- DO THIS -
Show every line that has the string "sweat" in it.

+ + + +

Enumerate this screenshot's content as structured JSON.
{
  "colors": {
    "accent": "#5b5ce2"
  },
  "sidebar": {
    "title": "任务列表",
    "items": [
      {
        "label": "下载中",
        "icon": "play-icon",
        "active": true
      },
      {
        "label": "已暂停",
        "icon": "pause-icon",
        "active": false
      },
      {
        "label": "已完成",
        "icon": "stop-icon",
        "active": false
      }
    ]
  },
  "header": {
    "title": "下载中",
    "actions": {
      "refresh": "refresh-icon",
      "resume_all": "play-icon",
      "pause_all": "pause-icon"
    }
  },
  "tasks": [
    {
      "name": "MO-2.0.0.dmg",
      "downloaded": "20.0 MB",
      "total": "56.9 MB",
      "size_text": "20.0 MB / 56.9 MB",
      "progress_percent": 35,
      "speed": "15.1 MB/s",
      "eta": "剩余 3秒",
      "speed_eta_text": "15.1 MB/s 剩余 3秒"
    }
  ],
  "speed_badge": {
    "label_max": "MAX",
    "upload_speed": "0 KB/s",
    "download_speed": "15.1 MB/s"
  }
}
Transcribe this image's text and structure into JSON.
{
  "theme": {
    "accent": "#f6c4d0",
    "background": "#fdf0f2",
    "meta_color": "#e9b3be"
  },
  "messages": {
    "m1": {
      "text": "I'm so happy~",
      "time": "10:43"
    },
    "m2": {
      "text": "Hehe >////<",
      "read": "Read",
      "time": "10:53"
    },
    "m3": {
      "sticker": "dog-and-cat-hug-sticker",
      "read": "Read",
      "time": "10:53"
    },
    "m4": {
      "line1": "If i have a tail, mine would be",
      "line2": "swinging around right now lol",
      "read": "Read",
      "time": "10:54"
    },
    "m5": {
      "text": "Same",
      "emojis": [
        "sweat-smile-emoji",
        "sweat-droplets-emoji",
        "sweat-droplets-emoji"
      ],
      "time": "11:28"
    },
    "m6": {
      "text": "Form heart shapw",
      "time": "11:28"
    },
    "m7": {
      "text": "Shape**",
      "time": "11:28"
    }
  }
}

+ + + +

- EXERCISE OUTPUT -
        "sweat-smile-emoji",
        "sweat-droplets-emoji",
        "sweat-droplets-emoji"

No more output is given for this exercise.